Exercise task: Give the count of lines in the data that include "content", with no other words.
——
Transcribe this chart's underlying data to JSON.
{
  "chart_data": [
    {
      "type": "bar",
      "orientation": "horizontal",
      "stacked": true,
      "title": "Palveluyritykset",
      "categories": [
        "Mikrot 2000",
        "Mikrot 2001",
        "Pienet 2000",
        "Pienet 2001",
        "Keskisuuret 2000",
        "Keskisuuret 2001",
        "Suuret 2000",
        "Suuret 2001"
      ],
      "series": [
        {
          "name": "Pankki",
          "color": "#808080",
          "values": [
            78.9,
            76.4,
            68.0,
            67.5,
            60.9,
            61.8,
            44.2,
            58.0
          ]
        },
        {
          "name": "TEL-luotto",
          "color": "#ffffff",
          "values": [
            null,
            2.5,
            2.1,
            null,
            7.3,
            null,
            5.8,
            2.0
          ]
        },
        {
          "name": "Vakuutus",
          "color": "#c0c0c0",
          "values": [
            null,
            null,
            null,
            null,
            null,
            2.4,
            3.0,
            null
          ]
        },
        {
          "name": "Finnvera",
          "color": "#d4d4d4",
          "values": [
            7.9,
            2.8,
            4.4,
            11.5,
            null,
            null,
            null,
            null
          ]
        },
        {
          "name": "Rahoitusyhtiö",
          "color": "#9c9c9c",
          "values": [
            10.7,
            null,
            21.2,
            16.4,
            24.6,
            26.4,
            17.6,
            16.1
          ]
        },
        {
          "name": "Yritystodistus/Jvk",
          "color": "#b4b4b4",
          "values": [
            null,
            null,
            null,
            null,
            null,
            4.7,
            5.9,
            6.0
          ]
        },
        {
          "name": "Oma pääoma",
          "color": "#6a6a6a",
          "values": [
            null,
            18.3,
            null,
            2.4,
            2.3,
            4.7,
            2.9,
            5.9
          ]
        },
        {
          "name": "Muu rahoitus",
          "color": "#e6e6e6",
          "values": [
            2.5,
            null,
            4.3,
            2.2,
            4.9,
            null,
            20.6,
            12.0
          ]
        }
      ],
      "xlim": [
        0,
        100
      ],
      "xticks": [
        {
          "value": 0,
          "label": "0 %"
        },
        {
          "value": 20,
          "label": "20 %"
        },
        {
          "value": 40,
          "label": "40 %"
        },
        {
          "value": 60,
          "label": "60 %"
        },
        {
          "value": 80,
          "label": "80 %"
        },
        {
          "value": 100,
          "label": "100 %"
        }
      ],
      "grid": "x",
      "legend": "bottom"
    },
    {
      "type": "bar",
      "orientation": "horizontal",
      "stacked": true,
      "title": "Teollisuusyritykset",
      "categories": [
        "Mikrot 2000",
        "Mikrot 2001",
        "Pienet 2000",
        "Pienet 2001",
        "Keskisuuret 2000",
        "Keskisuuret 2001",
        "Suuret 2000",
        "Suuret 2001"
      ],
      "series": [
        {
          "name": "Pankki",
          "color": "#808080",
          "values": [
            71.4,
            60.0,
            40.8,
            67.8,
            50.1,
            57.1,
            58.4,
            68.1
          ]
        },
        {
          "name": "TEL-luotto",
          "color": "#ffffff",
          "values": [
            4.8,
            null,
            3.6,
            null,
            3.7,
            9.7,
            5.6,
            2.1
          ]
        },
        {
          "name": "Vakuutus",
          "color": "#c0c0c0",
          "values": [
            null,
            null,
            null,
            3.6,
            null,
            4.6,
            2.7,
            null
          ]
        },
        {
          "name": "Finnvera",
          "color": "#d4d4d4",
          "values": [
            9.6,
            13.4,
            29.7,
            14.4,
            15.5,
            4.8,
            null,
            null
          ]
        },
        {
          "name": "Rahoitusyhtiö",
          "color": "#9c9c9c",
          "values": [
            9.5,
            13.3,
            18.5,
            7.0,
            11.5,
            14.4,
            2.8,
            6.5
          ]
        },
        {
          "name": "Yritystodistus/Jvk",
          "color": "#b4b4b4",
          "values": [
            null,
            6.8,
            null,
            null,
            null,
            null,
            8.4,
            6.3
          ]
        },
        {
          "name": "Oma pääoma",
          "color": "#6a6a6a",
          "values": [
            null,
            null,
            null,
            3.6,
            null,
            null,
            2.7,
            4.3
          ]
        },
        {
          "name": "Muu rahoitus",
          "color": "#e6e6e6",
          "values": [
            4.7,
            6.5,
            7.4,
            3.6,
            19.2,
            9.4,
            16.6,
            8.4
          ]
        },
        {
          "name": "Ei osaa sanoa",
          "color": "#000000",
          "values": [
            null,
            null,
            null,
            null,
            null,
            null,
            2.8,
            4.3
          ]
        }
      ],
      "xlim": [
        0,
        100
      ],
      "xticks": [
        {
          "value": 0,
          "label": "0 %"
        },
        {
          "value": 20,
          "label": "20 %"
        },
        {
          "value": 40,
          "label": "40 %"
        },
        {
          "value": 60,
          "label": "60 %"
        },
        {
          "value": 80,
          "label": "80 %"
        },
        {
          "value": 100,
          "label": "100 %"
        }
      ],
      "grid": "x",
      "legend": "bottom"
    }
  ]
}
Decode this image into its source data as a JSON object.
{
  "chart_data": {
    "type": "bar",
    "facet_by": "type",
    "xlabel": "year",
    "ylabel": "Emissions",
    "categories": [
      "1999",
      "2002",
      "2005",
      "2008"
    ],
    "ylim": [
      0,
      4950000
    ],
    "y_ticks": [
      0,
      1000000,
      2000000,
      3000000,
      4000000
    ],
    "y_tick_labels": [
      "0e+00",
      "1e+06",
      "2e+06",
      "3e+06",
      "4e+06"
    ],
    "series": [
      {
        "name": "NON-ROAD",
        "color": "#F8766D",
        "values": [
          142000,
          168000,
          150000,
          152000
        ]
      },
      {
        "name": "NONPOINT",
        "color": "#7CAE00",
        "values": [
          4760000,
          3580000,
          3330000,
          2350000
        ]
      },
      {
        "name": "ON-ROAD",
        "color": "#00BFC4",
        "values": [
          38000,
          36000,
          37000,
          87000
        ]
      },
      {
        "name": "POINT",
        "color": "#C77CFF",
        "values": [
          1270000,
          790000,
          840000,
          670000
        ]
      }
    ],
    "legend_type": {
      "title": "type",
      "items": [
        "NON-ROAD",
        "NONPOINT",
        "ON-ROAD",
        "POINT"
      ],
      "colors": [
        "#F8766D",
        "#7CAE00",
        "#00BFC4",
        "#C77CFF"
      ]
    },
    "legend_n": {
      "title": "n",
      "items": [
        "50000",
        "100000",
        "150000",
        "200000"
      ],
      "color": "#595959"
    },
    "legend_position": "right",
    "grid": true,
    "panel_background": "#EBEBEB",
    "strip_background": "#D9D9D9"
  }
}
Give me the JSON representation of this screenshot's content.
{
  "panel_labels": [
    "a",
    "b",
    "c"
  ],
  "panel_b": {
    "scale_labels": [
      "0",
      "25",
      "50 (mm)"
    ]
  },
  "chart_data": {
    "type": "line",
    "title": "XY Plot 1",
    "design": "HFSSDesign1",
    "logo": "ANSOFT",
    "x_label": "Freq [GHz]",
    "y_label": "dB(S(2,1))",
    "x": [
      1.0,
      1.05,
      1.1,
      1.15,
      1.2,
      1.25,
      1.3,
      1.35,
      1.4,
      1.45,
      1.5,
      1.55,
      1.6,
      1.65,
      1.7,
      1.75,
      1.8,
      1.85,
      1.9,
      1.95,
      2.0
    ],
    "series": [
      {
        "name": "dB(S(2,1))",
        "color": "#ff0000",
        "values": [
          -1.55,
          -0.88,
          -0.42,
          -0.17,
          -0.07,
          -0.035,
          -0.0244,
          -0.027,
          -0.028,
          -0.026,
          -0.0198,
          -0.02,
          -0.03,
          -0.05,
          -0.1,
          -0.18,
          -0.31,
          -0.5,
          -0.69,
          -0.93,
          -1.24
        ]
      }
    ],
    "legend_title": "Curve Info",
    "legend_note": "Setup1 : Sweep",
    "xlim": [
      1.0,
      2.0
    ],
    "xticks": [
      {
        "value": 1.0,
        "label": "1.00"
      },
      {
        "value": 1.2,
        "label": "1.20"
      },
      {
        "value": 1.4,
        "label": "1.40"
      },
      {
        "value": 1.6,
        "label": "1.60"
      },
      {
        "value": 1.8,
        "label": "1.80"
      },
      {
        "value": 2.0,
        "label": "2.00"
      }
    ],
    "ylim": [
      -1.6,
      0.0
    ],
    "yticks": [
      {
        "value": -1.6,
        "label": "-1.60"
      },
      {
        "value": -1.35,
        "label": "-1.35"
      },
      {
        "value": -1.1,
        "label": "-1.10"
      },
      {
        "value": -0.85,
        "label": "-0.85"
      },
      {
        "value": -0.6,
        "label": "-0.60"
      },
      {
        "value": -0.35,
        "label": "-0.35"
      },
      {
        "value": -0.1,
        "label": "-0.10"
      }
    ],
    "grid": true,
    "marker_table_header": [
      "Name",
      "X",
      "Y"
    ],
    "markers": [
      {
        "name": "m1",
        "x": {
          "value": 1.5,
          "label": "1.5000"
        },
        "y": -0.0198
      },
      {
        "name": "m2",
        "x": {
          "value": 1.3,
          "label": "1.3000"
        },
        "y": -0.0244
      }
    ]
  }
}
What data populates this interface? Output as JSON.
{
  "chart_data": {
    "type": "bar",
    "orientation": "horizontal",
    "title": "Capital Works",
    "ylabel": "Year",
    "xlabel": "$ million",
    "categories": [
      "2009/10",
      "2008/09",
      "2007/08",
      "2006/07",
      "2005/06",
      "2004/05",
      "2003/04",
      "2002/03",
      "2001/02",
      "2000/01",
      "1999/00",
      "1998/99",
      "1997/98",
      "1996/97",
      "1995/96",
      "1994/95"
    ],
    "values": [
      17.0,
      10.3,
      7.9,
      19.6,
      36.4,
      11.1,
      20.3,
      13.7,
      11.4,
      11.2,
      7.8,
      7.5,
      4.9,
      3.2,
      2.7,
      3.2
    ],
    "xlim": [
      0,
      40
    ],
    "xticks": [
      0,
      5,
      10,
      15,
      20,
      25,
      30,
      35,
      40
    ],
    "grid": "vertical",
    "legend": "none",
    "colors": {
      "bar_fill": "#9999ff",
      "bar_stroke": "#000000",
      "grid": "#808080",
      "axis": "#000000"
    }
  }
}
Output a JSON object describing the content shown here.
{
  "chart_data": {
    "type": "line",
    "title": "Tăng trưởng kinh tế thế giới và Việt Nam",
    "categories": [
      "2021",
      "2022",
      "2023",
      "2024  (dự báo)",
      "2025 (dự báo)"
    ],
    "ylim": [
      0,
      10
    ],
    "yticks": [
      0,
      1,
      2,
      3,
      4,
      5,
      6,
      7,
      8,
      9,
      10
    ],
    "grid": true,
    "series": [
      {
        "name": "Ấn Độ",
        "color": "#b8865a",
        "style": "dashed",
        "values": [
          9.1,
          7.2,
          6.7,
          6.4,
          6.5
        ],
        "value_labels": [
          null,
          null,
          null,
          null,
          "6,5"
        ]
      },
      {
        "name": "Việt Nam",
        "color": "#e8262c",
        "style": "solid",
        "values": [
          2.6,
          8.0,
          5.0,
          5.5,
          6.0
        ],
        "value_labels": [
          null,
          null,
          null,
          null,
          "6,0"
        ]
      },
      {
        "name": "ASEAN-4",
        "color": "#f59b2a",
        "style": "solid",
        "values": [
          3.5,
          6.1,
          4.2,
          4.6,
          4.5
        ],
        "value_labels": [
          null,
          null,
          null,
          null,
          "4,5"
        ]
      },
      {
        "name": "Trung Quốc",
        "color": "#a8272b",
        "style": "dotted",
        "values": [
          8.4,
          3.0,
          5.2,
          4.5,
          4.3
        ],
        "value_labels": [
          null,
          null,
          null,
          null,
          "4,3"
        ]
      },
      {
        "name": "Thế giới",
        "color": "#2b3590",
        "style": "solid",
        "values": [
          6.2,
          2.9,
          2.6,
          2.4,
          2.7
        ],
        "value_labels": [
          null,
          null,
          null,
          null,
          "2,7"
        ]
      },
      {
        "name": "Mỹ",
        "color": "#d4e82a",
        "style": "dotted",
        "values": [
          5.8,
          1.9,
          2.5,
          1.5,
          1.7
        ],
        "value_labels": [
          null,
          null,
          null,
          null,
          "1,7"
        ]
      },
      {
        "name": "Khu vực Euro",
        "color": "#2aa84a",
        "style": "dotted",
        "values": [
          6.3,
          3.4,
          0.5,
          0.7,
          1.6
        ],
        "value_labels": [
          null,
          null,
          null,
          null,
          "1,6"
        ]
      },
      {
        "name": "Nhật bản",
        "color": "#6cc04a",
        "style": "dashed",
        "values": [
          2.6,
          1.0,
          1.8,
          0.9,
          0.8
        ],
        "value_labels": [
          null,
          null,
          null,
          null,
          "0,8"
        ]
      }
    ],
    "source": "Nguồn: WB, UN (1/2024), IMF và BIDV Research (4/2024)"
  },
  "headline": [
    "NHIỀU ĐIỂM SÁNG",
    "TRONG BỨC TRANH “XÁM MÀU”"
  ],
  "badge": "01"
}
——
Written reply: 2